• Text section:
::::

# N 55 Bumper needed



## Roberto Lodigiani (Jun 7, 2013)

I need bumpers in my N 55 environment. I cannot find any. Is it because I can use a N 80 bumper, instead? After all, at this point -the end of the track- the height of the rail should not matter, right?


----------



## sawgunner (Mar 3, 2012)

i got plenty of code 80 ones how many ya looking for?


----------



## Carl (Feb 19, 2012)

Only issue with height of bumper is little curved pin on the underside of the coupler. If this should strike your bumper it MAY knock the coupler out of alignment. Best to have the coupler stick the bumper.


----------



## Roberto Lodigiani (Jun 7, 2013)

*N 80 Bumper adaptation to N 55*

Thank you Carl. Eventhough I don't understand your solution because I don't have the bumper in front of me (it also depend on the brand of the bumper).

Let's see if you can tell me if this will work...

I have an Atlas N 55 environment with tracks without roadbeds.

Can I use the Atlas N 80 bumber with the following modifications?:
1. Remove the joiners from the N 55 track.
2. Remove the joiners from the N 80 bumper.
At this point I can put the ends together (no joined and the rails a different height). See attachment

This is why I think a N 80 bumber will work. The bumber's bumper should touch the car's bumber before the car's wheels reach the bumper's rails.

::::

• Given records:

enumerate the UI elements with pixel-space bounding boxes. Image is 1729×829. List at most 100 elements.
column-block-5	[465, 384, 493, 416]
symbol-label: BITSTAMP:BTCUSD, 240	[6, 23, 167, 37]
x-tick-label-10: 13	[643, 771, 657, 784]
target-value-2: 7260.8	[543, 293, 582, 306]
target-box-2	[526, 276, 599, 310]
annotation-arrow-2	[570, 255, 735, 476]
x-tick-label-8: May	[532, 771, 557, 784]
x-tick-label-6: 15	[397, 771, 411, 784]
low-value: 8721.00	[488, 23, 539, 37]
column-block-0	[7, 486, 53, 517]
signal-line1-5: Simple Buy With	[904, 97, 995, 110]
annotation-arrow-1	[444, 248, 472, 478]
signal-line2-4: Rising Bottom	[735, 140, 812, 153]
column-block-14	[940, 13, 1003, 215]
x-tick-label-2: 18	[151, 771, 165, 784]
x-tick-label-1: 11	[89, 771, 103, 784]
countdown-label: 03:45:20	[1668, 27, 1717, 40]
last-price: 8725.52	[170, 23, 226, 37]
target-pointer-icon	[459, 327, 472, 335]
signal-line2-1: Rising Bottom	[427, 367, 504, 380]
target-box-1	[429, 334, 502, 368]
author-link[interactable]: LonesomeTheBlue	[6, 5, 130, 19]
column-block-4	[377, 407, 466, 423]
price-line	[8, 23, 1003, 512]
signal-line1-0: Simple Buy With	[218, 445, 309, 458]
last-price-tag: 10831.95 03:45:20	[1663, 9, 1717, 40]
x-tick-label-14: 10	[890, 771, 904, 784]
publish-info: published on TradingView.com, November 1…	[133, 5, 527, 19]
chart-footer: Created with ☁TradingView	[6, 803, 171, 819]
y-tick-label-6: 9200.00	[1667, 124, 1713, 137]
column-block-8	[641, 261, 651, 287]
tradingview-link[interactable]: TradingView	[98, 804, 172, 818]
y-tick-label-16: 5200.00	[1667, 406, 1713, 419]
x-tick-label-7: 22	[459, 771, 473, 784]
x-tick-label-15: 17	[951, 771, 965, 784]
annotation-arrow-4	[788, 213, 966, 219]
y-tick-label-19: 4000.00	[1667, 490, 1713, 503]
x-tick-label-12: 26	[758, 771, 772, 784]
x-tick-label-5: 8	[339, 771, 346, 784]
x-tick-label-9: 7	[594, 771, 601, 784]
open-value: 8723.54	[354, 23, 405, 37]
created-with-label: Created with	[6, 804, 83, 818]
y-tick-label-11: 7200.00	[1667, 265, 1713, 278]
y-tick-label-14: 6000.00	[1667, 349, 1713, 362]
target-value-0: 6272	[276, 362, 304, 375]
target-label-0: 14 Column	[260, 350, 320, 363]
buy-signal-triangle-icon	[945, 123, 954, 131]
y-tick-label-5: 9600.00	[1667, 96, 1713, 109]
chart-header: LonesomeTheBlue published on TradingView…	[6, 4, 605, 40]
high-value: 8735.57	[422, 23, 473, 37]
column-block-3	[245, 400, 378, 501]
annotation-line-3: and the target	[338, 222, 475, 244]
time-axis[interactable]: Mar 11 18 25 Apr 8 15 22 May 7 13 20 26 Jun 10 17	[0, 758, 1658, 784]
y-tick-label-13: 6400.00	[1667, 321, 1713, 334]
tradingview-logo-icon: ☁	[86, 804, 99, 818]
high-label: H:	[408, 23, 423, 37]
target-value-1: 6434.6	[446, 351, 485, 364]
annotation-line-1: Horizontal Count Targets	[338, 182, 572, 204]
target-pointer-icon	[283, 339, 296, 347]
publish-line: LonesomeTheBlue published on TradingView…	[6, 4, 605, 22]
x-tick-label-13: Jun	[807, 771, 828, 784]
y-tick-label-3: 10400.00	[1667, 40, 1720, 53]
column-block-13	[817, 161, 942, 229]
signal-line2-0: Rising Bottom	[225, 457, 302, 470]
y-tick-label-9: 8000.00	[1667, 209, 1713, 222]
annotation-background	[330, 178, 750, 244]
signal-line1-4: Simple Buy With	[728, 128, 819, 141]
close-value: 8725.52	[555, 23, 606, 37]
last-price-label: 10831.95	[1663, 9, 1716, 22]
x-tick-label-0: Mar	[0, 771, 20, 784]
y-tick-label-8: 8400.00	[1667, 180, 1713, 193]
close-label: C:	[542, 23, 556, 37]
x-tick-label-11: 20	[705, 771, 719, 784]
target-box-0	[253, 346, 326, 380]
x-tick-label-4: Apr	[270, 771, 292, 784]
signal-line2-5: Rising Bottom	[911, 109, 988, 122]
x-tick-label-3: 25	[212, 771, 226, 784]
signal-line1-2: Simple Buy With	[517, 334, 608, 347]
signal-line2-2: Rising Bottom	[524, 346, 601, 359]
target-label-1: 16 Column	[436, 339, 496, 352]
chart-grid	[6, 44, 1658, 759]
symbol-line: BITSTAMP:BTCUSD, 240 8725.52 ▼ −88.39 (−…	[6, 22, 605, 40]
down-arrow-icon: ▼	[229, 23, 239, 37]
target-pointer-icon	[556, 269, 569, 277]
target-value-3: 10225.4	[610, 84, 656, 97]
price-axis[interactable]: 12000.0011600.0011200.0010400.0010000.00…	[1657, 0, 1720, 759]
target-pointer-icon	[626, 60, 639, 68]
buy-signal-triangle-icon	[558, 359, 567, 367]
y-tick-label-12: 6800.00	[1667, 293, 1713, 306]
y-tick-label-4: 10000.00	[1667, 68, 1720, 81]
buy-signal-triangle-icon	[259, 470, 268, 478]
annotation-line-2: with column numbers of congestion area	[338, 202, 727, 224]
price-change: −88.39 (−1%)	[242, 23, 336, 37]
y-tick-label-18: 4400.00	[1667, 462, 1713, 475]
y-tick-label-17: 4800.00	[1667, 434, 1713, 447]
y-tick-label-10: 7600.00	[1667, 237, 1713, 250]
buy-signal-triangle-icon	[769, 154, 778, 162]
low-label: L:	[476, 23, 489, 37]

::::

• Goal 1: Name everyone who posts in the N 55 bumper thread, one name per distinct poster.
• Goal 2: From the N 55 bumper thread, extract the part that opens with the words containing "Thank you Carl." and closes with "N 80 bumper.".
• Goal 3: Write the next portion of the N 55 bumper thread, starting right after its last sentence.

• Output 1:
Roberto Lodigiani
sawgunner
Carl

• Output 2:
Thank you Carl. Eventhough I don't understand your solution because I don't have the bumper in front of me (it also depend on the brand of the bumper).

Let's see if you can tell me if this will work...

I have an Atlas N 55 environment with tracks without roadbeds.

Can I use the Atlas N 80 bumber with the following modifications?:
1. Remove the joiners from the N 55 track.
2. Remove the joiners from the N 80 bumper.

• Output 3:
----------



## Roberto Lodigiani (Jun 7, 2013)

Thank you Sawgunner but the moment i'm not buying.


----------



## Carl (Feb 19, 2012)

What I was referencing was the trip pin on the Micro-Train couplers. That pin is used for the uncoupling feature of the coupler. If it is not in correct alignment, coupler can be negatively impacted. 

If the pin can go under or over the bumper, then one should not have a problem with trip pin alignment.

The picture shows the coupler and the curved trip pin


It appears, from your drawing, that the pin alinement might not be impacted.


----------



## Roberto Lodigiani (Jun 7, 2013)

*I think it will work*

Based on your picture, I believe also I will not have problems with the bumper because the pin will fit under the bumber (I'm not looking at Atlas bumper, but the kind in the attachment). Thank you for your time.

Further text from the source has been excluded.